◆ Objective:
List each line of the data that holds the string "Traffic".

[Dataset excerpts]
**********

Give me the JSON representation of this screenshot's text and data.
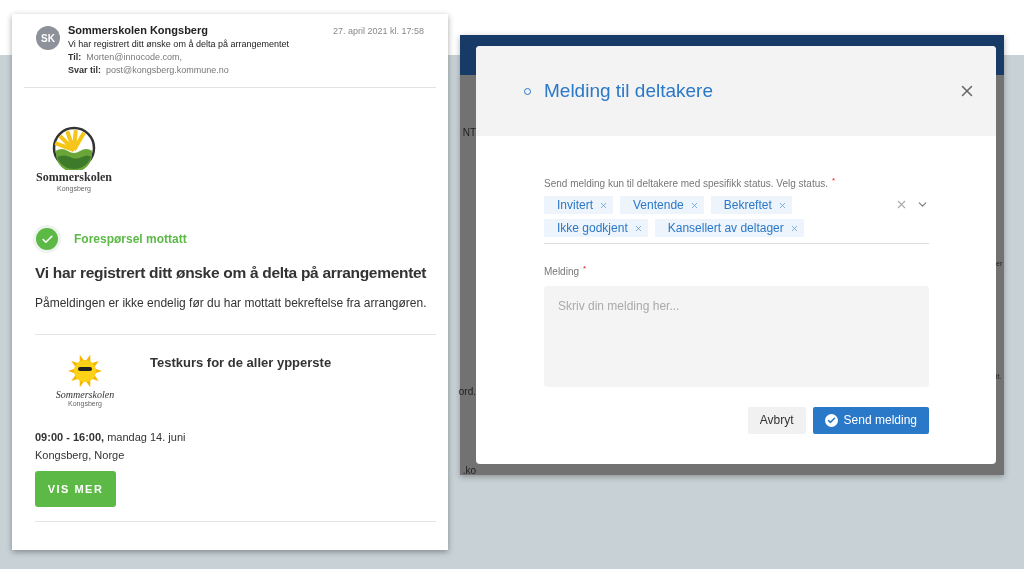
{
  "email": {
    "avatar": "SK",
    "sender": "Sommerskolen Kongsberg",
    "date": "27. april 2021 kl. 17:58",
    "subject": "Vi har registrert ditt ønske om å delta på arrangementet",
    "to": {
      "label": "Til:",
      "value": "Morten@innocode.com,"
    },
    "reply_to": {
      "label": "Svar til:",
      "value": "post@kongsberg.kommune.no"
    },
    "logo": {
      "name": "Sommerskolen",
      "place": "Kongsberg"
    },
    "status": "Forespørsel mottatt",
    "heading": "Vi har registrert ditt ønske om å delta på arrangementet",
    "body": "Påmeldingen er ikke endelig før du har mottatt bekreftelse fra arrangøren.",
    "event": {
      "logo": {
        "name": "Sommerskolen",
        "place": "Kongsberg"
      },
      "title": "Testkurs for de aller ypperste",
      "time": "09:00 - 16:00,",
      "date": "mandag 14. juni",
      "location": "Kongsberg, Norge",
      "button": "VIS MER"
    }
  },
  "background_app": {
    "left_fragments": [
      "NT",
      "ord.",
      ".ko"
    ],
    "right_fragments": [
      "er",
      "it."
    ]
  },
  "modal": {
    "title": "Melding til deltakere",
    "status_field": {
      "label": "Send melding kun til deltakere med spesifikk status. Velg status.",
      "required": true,
      "required_mark": "*",
      "tags": [
        "Invitert",
        "Ventende",
        "Bekreftet",
        "Ikke godkjent",
        "Kansellert av deltager"
      ]
    },
    "message_field": {
      "label": "Melding",
      "required": true,
      "required_mark": "*",
      "placeholder": "Skriv din melding her..."
    },
    "buttons": {
      "cancel": "Avbryt",
      "submit": "Send melding"
    }
  }
}
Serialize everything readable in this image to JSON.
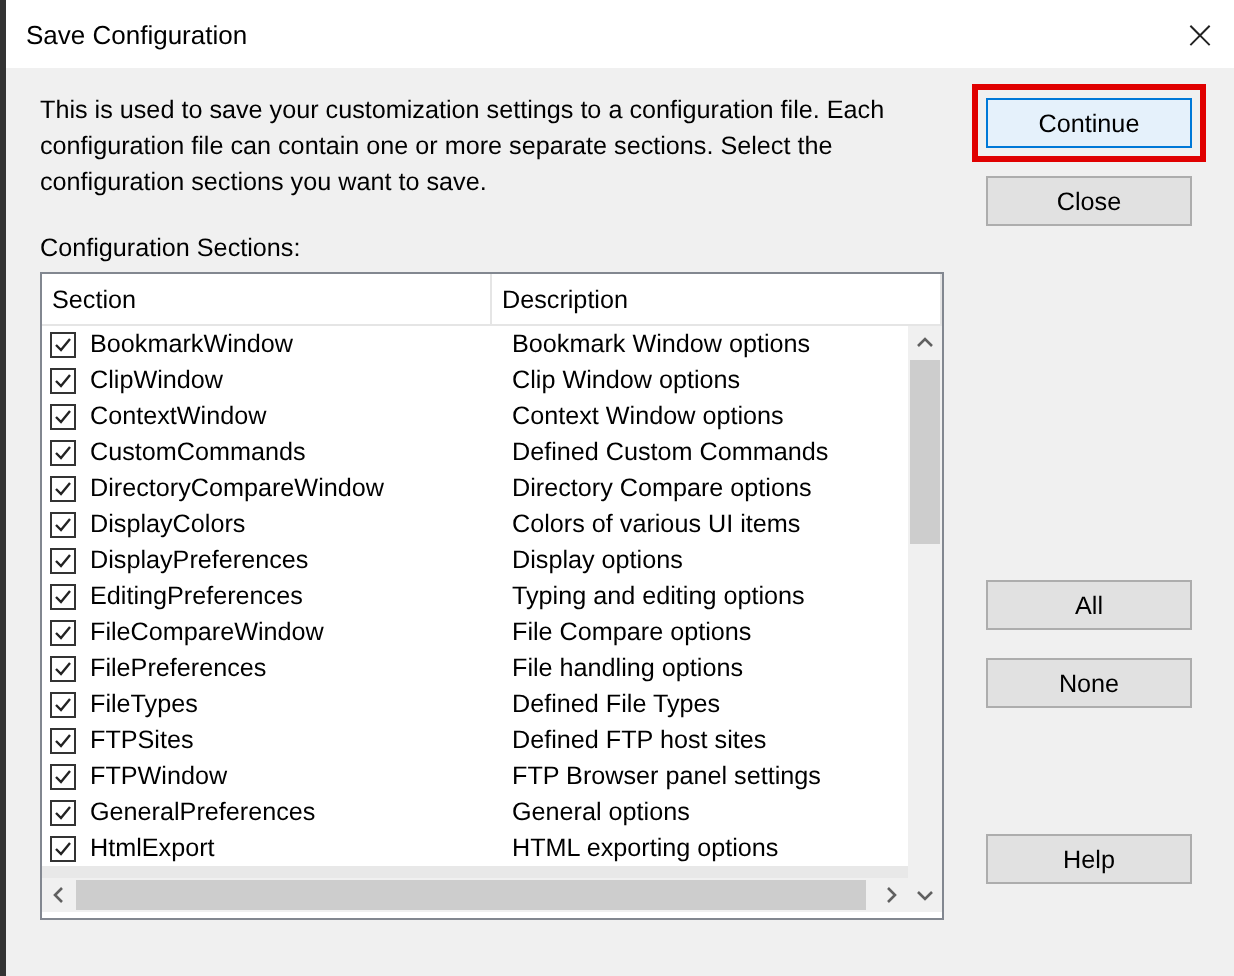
{
  "window": {
    "title": "Save Configuration",
    "close": "×"
  },
  "intro": "This is used to save your customization settings to a configuration file. Each configuration file can contain one or more separate sections. Select the configuration sections you want to save.",
  "list_label": "Configuration Sections:",
  "columns": [
    "Section",
    "Description"
  ],
  "sections": [
    {
      "name": "BookmarkWindow",
      "description": "Bookmark Window options",
      "checked": true
    },
    {
      "name": "ClipWindow",
      "description": "Clip Window options",
      "checked": true
    },
    {
      "name": "ContextWindow",
      "description": "Context Window options",
      "checked": true
    },
    {
      "name": "CustomCommands",
      "description": "Defined Custom Commands",
      "checked": true
    },
    {
      "name": "DirectoryCompareWindow",
      "description": "Directory Compare options",
      "checked": true
    },
    {
      "name": "DisplayColors",
      "description": "Colors of various UI items",
      "checked": true
    },
    {
      "name": "DisplayPreferences",
      "description": "Display options",
      "checked": true
    },
    {
      "name": "EditingPreferences",
      "description": "Typing and editing options",
      "checked": true
    },
    {
      "name": "FileCompareWindow",
      "description": "File Compare options",
      "checked": true
    },
    {
      "name": "FilePreferences",
      "description": "File handling options",
      "checked": true
    },
    {
      "name": "FileTypes",
      "description": "Defined File Types",
      "checked": true
    },
    {
      "name": "FTPSites",
      "description": "Defined FTP host sites",
      "checked": true
    },
    {
      "name": "FTPWindow",
      "description": "FTP Browser panel settings",
      "checked": true
    },
    {
      "name": "GeneralPreferences",
      "description": "General options",
      "checked": true
    },
    {
      "name": "HtmlExport",
      "description": "HTML exporting options",
      "checked": true
    }
  ],
  "buttons": [
    {
      "label": "Continue",
      "highlighted": true,
      "default": true
    },
    {
      "label": "Close",
      "highlighted": false,
      "default": false
    },
    {
      "label": "All",
      "highlighted": false,
      "default": false
    },
    {
      "label": "None",
      "highlighted": false,
      "default": false
    },
    {
      "label": "Help",
      "highlighted": false,
      "default": false
    }
  ]
}
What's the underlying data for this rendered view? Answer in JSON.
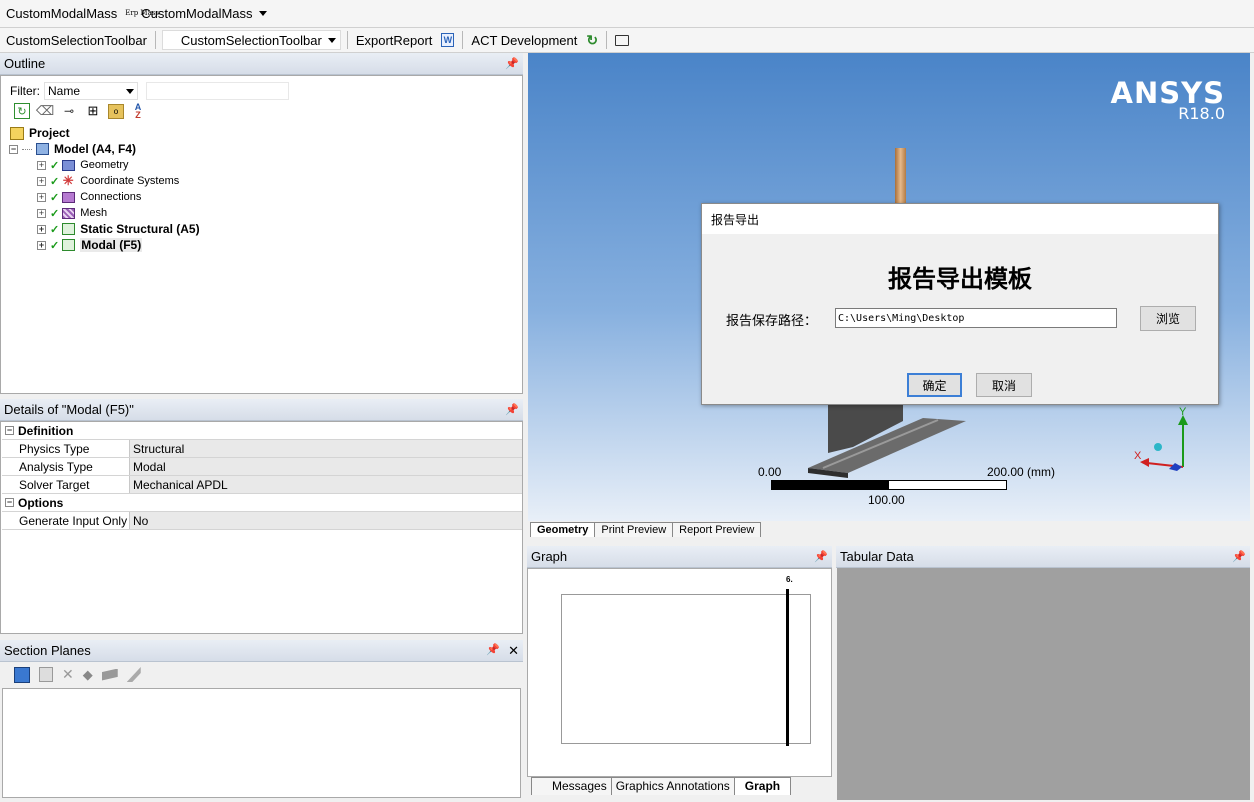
{
  "toolbar1": {
    "item1": "CustomModalMass",
    "icon_text": "Erp Mass",
    "item2": "CustomModalMass"
  },
  "toolbar2": {
    "item1": "CustomSelectionToolbar",
    "item2": "CustomSelectionToolbar",
    "export": "ExportReport",
    "act": "ACT Development"
  },
  "outline": {
    "title": "Outline",
    "filter_label": "Filter:",
    "filter_value": "Name",
    "tree": [
      {
        "label": "Project"
      },
      {
        "label": "Model (A4, F4)"
      },
      {
        "label": "Geometry"
      },
      {
        "label": "Coordinate Systems"
      },
      {
        "label": "Connections"
      },
      {
        "label": "Mesh"
      },
      {
        "label": "Static Structural (A5)"
      },
      {
        "label": "Modal (F5)"
      }
    ]
  },
  "details": {
    "title": "Details of \"Modal (F5)\"",
    "rows": [
      {
        "name": "Definition",
        "value": ""
      },
      {
        "name": "Physics Type",
        "value": "Structural"
      },
      {
        "name": "Analysis Type",
        "value": "Modal"
      },
      {
        "name": "Solver Target",
        "value": "Mechanical APDL"
      },
      {
        "name": "Options",
        "value": ""
      },
      {
        "name": "Generate Input Only",
        "value": "No"
      }
    ]
  },
  "section_planes": {
    "title": "Section Planes"
  },
  "viewport": {
    "brand": "ANSYS",
    "version": "R18.0",
    "scale_left": "0.00",
    "scale_right": "200.00 (mm)",
    "scale_mid": "100.00",
    "axis_y": "Y",
    "axis_x": "X",
    "tabs": [
      "Geometry",
      "Print Preview",
      "Report Preview"
    ]
  },
  "dialog": {
    "title": "报告导出",
    "heading": "报告导出模板",
    "path_label": "报告保存路径：",
    "path_value": "C:\\Users\\Ming\\Desktop",
    "browse": "浏览",
    "ok": "确定",
    "cancel": "取消"
  },
  "graph": {
    "title": "Graph",
    "marker_label": "6.",
    "tabs": [
      "Messages",
      "Graphics Annotations",
      "Graph"
    ]
  },
  "tabular": {
    "title": "Tabular Data"
  }
}
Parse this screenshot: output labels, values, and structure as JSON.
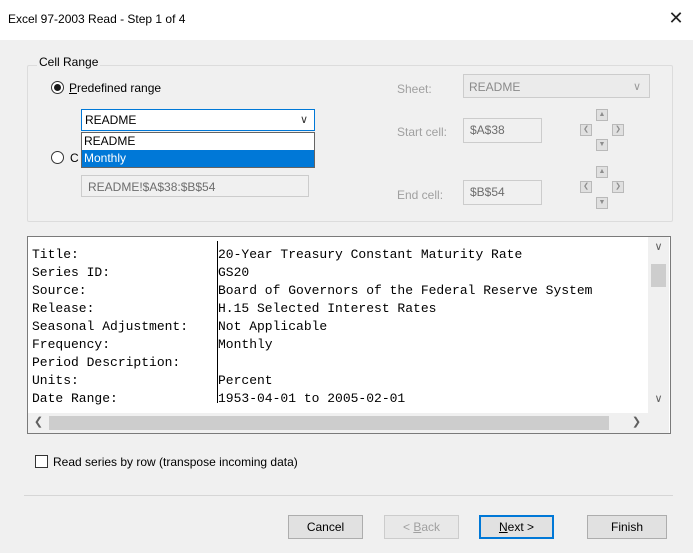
{
  "window": {
    "title": "Excel 97-2003 Read - Step 1 of 4",
    "close_glyph": "✕"
  },
  "cell_range": {
    "legend": "Cell Range",
    "predefined_label_prefix": "",
    "predefined_label_mnemonic": "P",
    "predefined_label_rest": "redefined range",
    "predefined_selected": "README",
    "dropdown_options": [
      "README",
      "Monthly"
    ],
    "custom_label_partial": "C",
    "custom_range_value": "README!$A$38:$B$54",
    "sheet_label": "Sheet:",
    "sheet_value": "README",
    "start_label": "Start cell:",
    "start_value": "$A$38",
    "end_label": "End cell:",
    "end_value": "$B$54"
  },
  "preview": {
    "rows": [
      {
        "key": "Title:",
        "value": "20-Year Treasury Constant Maturity Rate"
      },
      {
        "key": "Series ID:",
        "value": "GS20"
      },
      {
        "key": "Source:",
        "value": "Board of Governors of the Federal Reserve System"
      },
      {
        "key": "Release:",
        "value": "H.15 Selected Interest Rates"
      },
      {
        "key": "Seasonal Adjustment:",
        "value": "Not Applicable"
      },
      {
        "key": "Frequency:",
        "value": "Monthly"
      },
      {
        "key": "Period Description:",
        "value": ""
      },
      {
        "key": "Units:",
        "value": "Percent"
      },
      {
        "key": "Date Range:",
        "value": "1953-04-01 to 2005-02-01"
      }
    ]
  },
  "options": {
    "transpose_label": "Read series by row (transpose incoming data)",
    "transpose_checked": false
  },
  "buttons": {
    "cancel": "Cancel",
    "back_prefix": "< ",
    "back_mnemonic": "B",
    "back_rest": "ack",
    "next_mnemonic": "N",
    "next_rest": "ext >",
    "finish": "Finish"
  },
  "icons": {
    "chevron": "∨",
    "scroll_up": "▲",
    "scroll_down": "▼",
    "scroll_left": "❮",
    "scroll_right": "❯"
  }
}
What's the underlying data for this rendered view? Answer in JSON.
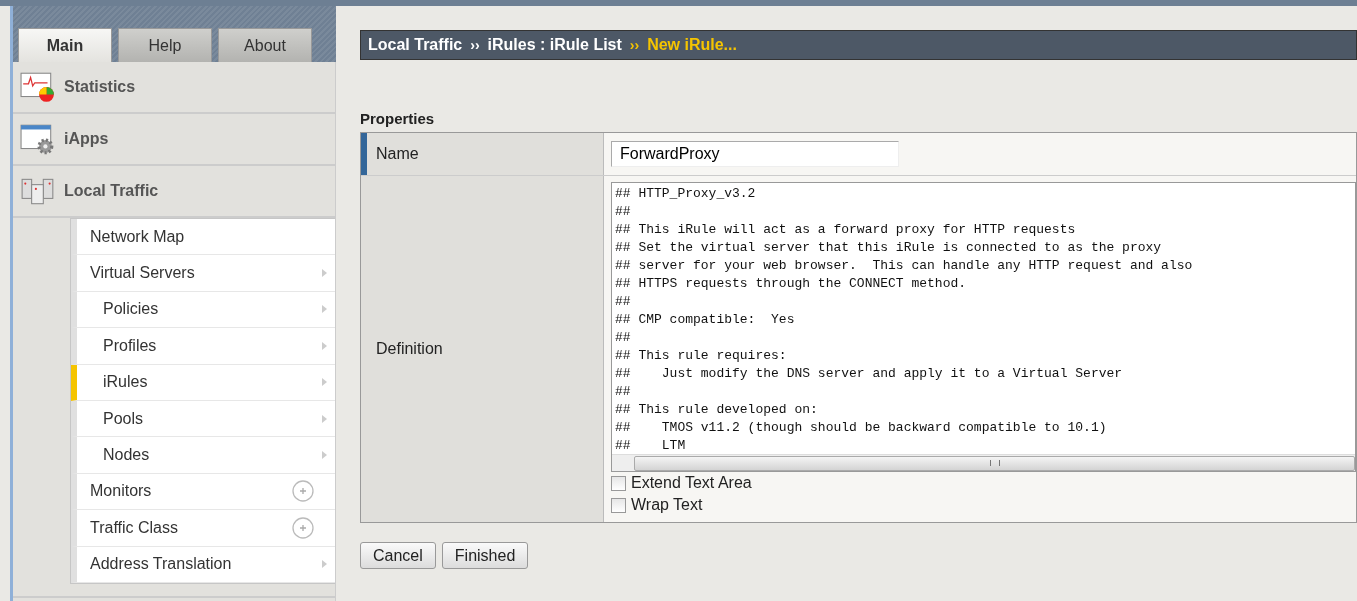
{
  "tabs": [
    {
      "label": "Main",
      "selected": true
    },
    {
      "label": "Help",
      "selected": false
    },
    {
      "label": "About",
      "selected": false
    }
  ],
  "sidebar": {
    "sections": [
      {
        "label": "Statistics",
        "kind": "chart"
      },
      {
        "label": "iApps",
        "kind": "gear"
      },
      {
        "label": "Local Traffic",
        "kind": "servers",
        "items": [
          {
            "label": "Network Map",
            "kind": "none",
            "selected": false
          },
          {
            "label": "Virtual Servers",
            "kind": "arrow",
            "selected": false,
            "children": [
              {
                "label": "Policies",
                "kind": "arrow",
                "selected": false
              },
              {
                "label": "Profiles",
                "kind": "arrow",
                "selected": false
              },
              {
                "label": "iRules",
                "kind": "arrow",
                "selected": true
              },
              {
                "label": "Pools",
                "kind": "arrow",
                "selected": false
              },
              {
                "label": "Nodes",
                "kind": "arrow",
                "selected": false
              }
            ]
          },
          {
            "label": "Monitors",
            "kind": "plus",
            "selected": false
          },
          {
            "label": "Traffic Class",
            "kind": "plus",
            "selected": false
          },
          {
            "label": "Address Translation",
            "kind": "arrow",
            "selected": false
          }
        ]
      }
    ]
  },
  "breadcrumb": [
    {
      "label": "Local Traffic",
      "current": false
    },
    {
      "separator": "››",
      "label": "iRules : iRule List",
      "current": false
    },
    {
      "separator": "››",
      "label": "New iRule...",
      "current": true
    }
  ],
  "section_title": "Properties",
  "form": {
    "name_label": "Name",
    "name_value": "ForwardProxy",
    "definition_label": "Definition",
    "definition_lines": [
      "## HTTP_Proxy_v3.2",
      "##",
      "## This iRule will act as a forward proxy for HTTP requests",
      "## Set the virtual server that this iRule is connected to as the proxy",
      "## server for your web browser.  This can handle any HTTP request and also",
      "## HTTPS requests through the CONNECT method.",
      "##",
      "## CMP compatible:  Yes",
      "##",
      "## This rule requires:",
      "##    Just modify the DNS server and apply it to a Virtual Server",
      "##",
      "## This rule developed on:",
      "##    TMOS v11.2 (though should be backward compatible to 10.1)",
      "##    LTM"
    ],
    "options": [
      {
        "label": "Extend Text Area",
        "checked": false
      },
      {
        "label": "Wrap Text",
        "checked": false
      }
    ]
  },
  "buttons": [
    "Cancel",
    "Finished"
  ]
}
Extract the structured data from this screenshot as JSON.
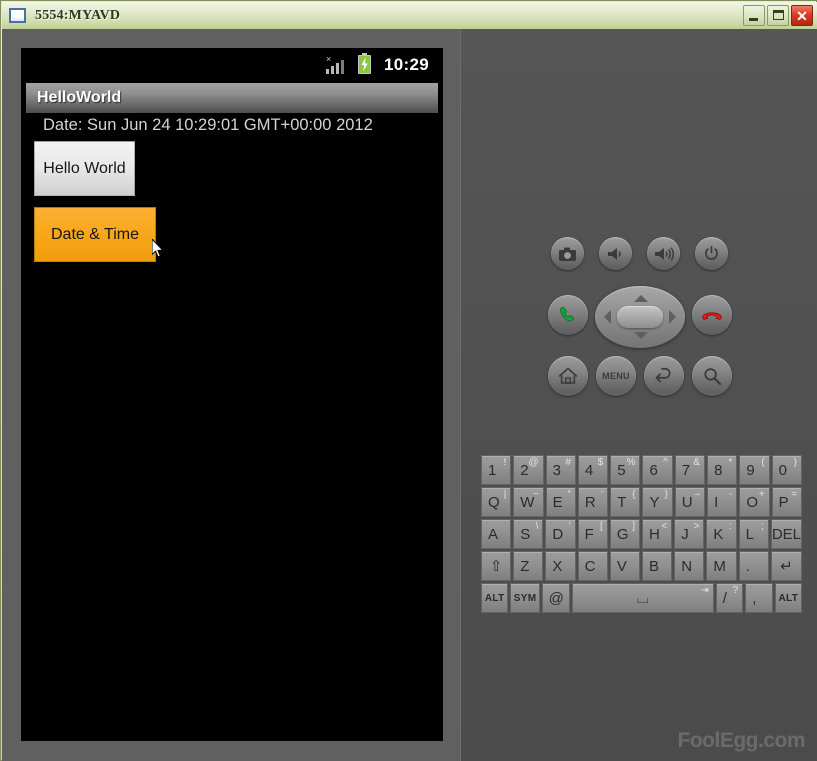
{
  "window": {
    "title": "5554:MYAVD",
    "icon": "app-window-icon",
    "controls": {
      "minimize": "Minimize",
      "maximize": "Maximize",
      "close": "Close"
    }
  },
  "phone": {
    "status_bar": {
      "signal_icon": "signal-bars-no-service-icon",
      "battery_icon": "battery-charging-icon",
      "clock": "10:29"
    },
    "app": {
      "title": "HelloWorld",
      "date_text": "Date: Sun Jun 24 10:29:01 GMT+00:00 2012",
      "buttons": [
        {
          "label": "Hello World",
          "state": "normal"
        },
        {
          "label": "Date & Time",
          "state": "focused"
        }
      ]
    },
    "cursor": "mouse-pointer"
  },
  "controls": {
    "hardware_buttons": [
      {
        "name": "camera-button",
        "icon": "camera-icon"
      },
      {
        "name": "volume-down-button",
        "icon": "volume-down-icon"
      },
      {
        "name": "volume-up-button",
        "icon": "volume-up-icon"
      },
      {
        "name": "power-button",
        "icon": "power-icon"
      },
      {
        "name": "call-button",
        "icon": "phone-green-icon"
      },
      {
        "name": "end-call-button",
        "icon": "phone-red-icon"
      },
      {
        "name": "home-button",
        "icon": "home-icon"
      },
      {
        "name": "menu-button",
        "icon": "menu-icon",
        "label": "MENU"
      },
      {
        "name": "back-button",
        "icon": "back-arrow-icon"
      },
      {
        "name": "search-button",
        "icon": "search-icon"
      }
    ],
    "dpad": {
      "up": "dpad-up",
      "down": "dpad-down",
      "left": "dpad-left",
      "right": "dpad-right",
      "center": "dpad-center"
    }
  },
  "keyboard": {
    "rows": [
      [
        {
          "main": "1",
          "alt": "!"
        },
        {
          "main": "2",
          "alt": "@"
        },
        {
          "main": "3",
          "alt": "#"
        },
        {
          "main": "4",
          "alt": "$"
        },
        {
          "main": "5",
          "alt": "%"
        },
        {
          "main": "6",
          "alt": "^"
        },
        {
          "main": "7",
          "alt": "&"
        },
        {
          "main": "8",
          "alt": "*"
        },
        {
          "main": "9",
          "alt": "("
        },
        {
          "main": "0",
          "alt": ")"
        }
      ],
      [
        {
          "main": "Q",
          "alt": "|"
        },
        {
          "main": "W",
          "alt": "~"
        },
        {
          "main": "E",
          "alt": "“"
        },
        {
          "main": "R",
          "alt": "‘"
        },
        {
          "main": "T",
          "alt": "{"
        },
        {
          "main": "Y",
          "alt": "}"
        },
        {
          "main": "U",
          "alt": "–"
        },
        {
          "main": "I",
          "alt": "-"
        },
        {
          "main": "O",
          "alt": "+"
        },
        {
          "main": "P",
          "alt": "="
        }
      ],
      [
        {
          "main": "A",
          "alt": ""
        },
        {
          "main": "S",
          "alt": "\\"
        },
        {
          "main": "D",
          "alt": "'"
        },
        {
          "main": "F",
          "alt": "["
        },
        {
          "main": "G",
          "alt": "]"
        },
        {
          "main": "H",
          "alt": "<"
        },
        {
          "main": "J",
          "alt": ">"
        },
        {
          "main": "K",
          "alt": ":"
        },
        {
          "main": "L",
          "alt": ";"
        },
        {
          "main": "DEL",
          "alt": "",
          "type": "del"
        }
      ],
      [
        {
          "main": "⇧",
          "alt": "",
          "type": "shift"
        },
        {
          "main": "Z",
          "alt": ""
        },
        {
          "main": "X",
          "alt": ""
        },
        {
          "main": "C",
          "alt": ""
        },
        {
          "main": "V",
          "alt": ""
        },
        {
          "main": "B",
          "alt": ""
        },
        {
          "main": "N",
          "alt": ""
        },
        {
          "main": "M",
          "alt": ""
        },
        {
          "main": ".",
          "alt": ""
        },
        {
          "main": "↵",
          "alt": "",
          "type": "enter"
        }
      ],
      [
        {
          "main": "ALT",
          "alt": "",
          "type": "label"
        },
        {
          "main": "SYM",
          "alt": "",
          "type": "label"
        },
        {
          "main": "@",
          "alt": ""
        },
        {
          "main": "⌴",
          "alt": "⇥",
          "type": "space"
        },
        {
          "main": "/",
          "alt": "?"
        },
        {
          "main": ",",
          "alt": ""
        },
        {
          "main": "ALT",
          "alt": "",
          "type": "label"
        }
      ]
    ]
  },
  "watermark": "FoolEgg.com"
}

**********

◆ The answer:
        "label": "Local Traffic",
            "label": "Traffic Class",
      "label": "Local Traffic",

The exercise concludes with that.